Challenge: Gather each line containing the string "equation" from these entries.

Dataset records:
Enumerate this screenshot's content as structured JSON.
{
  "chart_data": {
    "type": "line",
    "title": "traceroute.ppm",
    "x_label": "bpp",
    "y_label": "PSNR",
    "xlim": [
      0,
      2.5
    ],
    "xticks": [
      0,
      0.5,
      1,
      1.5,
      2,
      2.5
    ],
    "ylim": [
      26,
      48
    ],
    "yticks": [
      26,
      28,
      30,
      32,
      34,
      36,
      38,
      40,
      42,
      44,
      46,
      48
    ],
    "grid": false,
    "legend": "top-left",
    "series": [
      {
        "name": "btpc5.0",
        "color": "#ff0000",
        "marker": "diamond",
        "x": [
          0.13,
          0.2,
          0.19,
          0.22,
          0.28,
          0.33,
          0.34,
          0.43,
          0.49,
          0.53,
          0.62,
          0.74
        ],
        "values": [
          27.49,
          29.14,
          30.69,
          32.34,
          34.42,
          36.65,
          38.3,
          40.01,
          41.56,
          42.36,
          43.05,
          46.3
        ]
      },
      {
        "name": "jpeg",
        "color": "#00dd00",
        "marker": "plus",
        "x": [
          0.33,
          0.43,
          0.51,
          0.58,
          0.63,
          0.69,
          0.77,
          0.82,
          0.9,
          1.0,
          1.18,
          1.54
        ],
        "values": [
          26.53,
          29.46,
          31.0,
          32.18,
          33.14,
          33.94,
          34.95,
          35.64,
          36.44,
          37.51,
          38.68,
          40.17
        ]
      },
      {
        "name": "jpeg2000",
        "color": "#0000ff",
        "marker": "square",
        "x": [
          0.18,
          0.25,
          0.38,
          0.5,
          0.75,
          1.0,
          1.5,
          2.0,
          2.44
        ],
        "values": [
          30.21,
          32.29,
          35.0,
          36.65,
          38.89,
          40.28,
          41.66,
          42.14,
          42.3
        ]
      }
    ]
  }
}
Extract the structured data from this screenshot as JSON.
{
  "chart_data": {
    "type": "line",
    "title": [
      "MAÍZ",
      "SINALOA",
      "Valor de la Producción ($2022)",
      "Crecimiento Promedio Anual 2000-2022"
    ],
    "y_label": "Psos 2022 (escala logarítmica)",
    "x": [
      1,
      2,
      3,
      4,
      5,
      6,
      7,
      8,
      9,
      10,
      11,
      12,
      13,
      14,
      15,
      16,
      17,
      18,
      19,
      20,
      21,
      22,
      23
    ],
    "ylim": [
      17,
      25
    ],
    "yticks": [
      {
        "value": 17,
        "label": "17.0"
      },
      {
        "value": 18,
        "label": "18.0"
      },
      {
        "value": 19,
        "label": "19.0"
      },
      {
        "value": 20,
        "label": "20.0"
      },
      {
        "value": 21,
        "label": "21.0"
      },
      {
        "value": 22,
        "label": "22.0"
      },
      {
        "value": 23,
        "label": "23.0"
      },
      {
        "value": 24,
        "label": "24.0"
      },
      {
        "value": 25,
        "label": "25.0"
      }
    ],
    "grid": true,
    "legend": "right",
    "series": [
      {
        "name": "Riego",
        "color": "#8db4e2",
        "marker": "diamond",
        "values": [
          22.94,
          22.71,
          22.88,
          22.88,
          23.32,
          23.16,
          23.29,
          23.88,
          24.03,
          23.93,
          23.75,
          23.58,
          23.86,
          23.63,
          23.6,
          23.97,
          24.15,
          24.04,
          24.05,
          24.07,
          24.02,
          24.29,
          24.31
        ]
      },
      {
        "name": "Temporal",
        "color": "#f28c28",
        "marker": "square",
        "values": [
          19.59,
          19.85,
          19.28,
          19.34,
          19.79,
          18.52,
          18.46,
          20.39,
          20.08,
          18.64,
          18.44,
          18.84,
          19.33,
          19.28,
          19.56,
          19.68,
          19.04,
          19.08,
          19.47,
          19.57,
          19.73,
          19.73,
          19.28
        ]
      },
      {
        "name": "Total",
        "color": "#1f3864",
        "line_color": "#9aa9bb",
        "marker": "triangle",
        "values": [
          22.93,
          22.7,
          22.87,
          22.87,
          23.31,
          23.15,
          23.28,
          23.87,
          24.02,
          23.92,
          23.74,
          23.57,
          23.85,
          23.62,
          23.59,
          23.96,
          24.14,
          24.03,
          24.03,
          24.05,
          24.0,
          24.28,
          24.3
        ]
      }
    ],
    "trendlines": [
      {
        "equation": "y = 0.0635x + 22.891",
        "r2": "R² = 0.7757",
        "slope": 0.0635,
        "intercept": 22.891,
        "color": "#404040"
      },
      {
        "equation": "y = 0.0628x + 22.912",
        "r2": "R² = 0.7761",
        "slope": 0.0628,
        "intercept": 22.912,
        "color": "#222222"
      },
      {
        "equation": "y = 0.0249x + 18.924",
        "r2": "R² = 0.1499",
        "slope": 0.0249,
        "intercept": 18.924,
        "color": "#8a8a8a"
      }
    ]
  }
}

Result:
        "equation": "y = 0.0635x + 22.891",
        "equation": "y = 0.0628x + 22.912",
        "equation": "y = 0.0249x + 18.924",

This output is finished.